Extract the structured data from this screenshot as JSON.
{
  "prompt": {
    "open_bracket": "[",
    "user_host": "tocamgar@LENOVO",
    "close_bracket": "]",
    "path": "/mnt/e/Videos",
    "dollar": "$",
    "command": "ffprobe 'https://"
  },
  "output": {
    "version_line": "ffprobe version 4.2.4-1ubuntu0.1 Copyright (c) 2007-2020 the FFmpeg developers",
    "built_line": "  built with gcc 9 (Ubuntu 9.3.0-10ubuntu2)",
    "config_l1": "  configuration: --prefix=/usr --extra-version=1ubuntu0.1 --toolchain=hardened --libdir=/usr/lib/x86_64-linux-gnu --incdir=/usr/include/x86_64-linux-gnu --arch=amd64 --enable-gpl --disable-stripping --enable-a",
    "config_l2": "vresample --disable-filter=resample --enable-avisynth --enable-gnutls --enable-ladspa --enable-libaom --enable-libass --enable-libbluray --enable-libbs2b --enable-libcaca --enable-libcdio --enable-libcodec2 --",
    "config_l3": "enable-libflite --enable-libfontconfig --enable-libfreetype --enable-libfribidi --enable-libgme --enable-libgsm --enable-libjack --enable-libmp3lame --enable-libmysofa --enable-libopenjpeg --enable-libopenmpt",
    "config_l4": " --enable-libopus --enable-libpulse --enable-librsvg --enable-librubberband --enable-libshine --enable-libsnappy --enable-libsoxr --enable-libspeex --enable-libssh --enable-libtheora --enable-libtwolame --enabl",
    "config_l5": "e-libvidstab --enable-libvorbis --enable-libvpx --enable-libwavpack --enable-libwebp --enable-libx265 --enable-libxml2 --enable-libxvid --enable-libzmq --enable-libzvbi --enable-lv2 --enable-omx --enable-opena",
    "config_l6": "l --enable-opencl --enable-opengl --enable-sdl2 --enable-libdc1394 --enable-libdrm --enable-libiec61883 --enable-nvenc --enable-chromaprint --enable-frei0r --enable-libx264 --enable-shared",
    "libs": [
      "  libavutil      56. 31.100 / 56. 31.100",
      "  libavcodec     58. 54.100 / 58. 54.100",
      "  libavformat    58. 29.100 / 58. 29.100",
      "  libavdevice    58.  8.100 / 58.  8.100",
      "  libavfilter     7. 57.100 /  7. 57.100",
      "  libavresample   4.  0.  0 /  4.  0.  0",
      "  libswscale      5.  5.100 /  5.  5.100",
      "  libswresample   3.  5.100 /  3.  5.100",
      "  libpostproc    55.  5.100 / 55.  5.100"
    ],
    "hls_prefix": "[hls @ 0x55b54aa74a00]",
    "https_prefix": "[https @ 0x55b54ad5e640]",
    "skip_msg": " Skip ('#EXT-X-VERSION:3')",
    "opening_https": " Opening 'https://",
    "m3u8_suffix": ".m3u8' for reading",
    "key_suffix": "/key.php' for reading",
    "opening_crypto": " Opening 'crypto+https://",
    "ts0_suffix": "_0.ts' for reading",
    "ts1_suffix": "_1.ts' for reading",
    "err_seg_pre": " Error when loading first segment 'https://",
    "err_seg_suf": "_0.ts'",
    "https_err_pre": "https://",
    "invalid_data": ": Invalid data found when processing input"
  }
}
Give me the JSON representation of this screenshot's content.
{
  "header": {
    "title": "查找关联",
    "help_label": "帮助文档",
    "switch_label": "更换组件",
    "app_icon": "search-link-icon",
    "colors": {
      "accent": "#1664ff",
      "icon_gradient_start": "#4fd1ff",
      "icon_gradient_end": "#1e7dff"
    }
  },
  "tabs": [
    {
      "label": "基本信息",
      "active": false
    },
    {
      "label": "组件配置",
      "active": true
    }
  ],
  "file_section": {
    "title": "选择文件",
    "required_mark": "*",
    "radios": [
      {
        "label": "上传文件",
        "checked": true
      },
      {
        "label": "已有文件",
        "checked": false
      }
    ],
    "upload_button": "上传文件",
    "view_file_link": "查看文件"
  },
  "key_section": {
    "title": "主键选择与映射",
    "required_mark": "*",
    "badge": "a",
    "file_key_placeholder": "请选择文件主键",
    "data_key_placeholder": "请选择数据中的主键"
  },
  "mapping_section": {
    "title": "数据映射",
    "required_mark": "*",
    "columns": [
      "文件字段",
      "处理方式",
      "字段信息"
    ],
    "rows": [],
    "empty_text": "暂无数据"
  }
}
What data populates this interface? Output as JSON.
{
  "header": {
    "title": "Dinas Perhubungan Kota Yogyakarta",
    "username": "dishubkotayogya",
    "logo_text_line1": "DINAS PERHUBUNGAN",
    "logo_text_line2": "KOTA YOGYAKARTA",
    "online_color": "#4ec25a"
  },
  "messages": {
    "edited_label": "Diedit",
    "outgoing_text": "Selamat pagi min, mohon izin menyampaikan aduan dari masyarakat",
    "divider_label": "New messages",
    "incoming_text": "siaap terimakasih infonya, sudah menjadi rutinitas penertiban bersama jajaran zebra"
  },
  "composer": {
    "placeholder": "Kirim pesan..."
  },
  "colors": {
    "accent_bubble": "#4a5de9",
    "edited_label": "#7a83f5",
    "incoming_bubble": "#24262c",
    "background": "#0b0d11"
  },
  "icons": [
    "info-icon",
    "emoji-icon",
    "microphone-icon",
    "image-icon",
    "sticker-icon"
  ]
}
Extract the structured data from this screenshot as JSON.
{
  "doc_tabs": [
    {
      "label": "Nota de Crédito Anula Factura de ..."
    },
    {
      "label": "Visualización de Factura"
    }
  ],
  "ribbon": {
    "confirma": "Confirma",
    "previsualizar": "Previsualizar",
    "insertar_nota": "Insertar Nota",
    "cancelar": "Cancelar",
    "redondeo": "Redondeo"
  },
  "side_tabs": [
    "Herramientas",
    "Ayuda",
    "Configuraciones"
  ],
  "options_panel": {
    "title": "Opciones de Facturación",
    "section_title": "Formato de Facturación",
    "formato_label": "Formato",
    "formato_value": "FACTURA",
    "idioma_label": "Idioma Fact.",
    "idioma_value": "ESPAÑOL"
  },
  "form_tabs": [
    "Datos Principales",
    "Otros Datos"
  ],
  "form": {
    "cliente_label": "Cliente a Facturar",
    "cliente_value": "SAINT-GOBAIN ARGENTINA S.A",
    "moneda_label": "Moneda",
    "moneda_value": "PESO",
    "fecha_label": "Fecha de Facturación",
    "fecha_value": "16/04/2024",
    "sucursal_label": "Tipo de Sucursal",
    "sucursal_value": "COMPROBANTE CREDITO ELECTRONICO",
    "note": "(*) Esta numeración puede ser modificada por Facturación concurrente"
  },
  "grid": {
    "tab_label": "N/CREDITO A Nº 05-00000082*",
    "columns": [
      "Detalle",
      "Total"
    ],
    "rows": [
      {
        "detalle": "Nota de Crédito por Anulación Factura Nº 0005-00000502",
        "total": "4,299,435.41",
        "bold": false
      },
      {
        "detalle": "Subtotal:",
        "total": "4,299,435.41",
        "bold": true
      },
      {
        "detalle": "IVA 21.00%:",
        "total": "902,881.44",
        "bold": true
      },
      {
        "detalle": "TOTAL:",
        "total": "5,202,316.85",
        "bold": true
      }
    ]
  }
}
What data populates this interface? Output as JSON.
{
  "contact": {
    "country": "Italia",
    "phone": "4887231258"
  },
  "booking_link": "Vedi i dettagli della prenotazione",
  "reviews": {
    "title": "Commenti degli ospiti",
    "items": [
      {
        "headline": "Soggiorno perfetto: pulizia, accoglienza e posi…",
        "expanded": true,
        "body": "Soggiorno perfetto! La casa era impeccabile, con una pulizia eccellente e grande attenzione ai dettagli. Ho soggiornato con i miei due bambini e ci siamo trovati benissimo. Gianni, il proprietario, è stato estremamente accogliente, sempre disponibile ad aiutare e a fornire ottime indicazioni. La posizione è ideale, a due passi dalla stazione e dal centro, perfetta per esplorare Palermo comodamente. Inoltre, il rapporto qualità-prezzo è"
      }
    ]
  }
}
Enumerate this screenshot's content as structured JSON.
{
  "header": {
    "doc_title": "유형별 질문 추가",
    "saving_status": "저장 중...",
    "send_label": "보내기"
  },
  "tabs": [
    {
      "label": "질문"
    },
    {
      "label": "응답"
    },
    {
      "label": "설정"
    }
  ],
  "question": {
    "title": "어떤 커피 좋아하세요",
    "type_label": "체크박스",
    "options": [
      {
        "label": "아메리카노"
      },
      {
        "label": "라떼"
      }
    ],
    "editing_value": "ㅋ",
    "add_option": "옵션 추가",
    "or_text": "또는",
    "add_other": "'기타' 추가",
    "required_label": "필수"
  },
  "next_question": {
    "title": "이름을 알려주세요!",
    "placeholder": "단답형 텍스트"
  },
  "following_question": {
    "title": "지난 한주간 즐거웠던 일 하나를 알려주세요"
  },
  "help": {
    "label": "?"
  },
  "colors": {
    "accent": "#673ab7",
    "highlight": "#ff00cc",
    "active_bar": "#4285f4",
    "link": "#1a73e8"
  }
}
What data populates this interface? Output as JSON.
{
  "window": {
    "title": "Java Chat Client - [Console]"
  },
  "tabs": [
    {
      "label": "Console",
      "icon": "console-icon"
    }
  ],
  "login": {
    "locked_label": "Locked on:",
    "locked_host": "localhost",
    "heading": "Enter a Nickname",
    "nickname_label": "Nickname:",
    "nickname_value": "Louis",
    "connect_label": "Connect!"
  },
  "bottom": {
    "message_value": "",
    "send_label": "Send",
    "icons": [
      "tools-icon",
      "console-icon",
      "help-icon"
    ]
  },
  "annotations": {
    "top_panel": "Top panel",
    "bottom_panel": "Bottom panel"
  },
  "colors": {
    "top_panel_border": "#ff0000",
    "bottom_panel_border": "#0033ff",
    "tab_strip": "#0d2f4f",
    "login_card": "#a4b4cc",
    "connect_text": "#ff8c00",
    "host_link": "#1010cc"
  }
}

• • • • • • •

- _REQUIRED TASK_
Give back exactly the lines from the line containing "Enumerate this screenshot's" to the end of the entries, and no other lines.

- _TASK SOLUTION_
Enumerate this screenshot's content as structured JSON.
{
  "header": {
    "doc_title": "유형별 질문 추가",
    "saving_status": "저장 중...",
    "send_label": "보내기"
  },
  "tabs": [
    {
      "label": "질문"
    },
    {
      "label": "응답"
    },
    {
      "label": "설정"
    }
  ],
  "question": {
    "title": "어떤 커피 좋아하세요",
    "type_label": "체크박스",
    "options": [
      {
        "label": "아메리카노"
      },
      {
        "label": "라떼"
      }
    ],
    "editing_value": "ㅋ",
    "add_option": "옵션 추가",
    "or_text": "또는",
    "add_other": "'기타' 추가",
    "required_label": "필수"
  },
  "next_question": {
    "title": "이름을 알려주세요!",
    "placeholder": "단답형 텍스트"
  },
  "following_question": {
    "title": "지난 한주간 즐거웠던 일 하나를 알려주세요"
  },
  "help": {
    "label": "?"
  },
  "colors": {
    "accent": "#673ab7",
    "highlight": "#ff00cc",
    "active_bar": "#4285f4",
    "link": "#1a73e8"
  }
}
What data populates this interface? Output as JSON.
{
  "window": {
    "title": "Java Chat Client - [Console]"
  },
  "tabs": [
    {
      "label": "Console",
      "icon": "console-icon"
    }
  ],
  "login": {
    "locked_label": "Locked on:",
    "locked_host": "localhost",
    "heading": "Enter a Nickname",
    "nickname_label": "Nickname:",
    "nickname_value": "Louis",
    "connect_label": "Connect!"
  },
  "bottom": {
    "message_value": "",
    "send_label": "Send",
    "icons": [
      "tools-icon",
      "console-icon",
      "help-icon"
    ]
  },
  "annotations": {
    "top_panel": "Top panel",
    "bottom_panel": "Bottom panel"
  },
  "colors": {
    "top_panel_border": "#ff0000",
    "bottom_panel_border": "#0033ff",
    "tab_strip": "#0d2f4f",
    "login_card": "#a4b4cc",
    "connect_text": "#ff8c00",
    "host_link": "#1010cc"
  }
}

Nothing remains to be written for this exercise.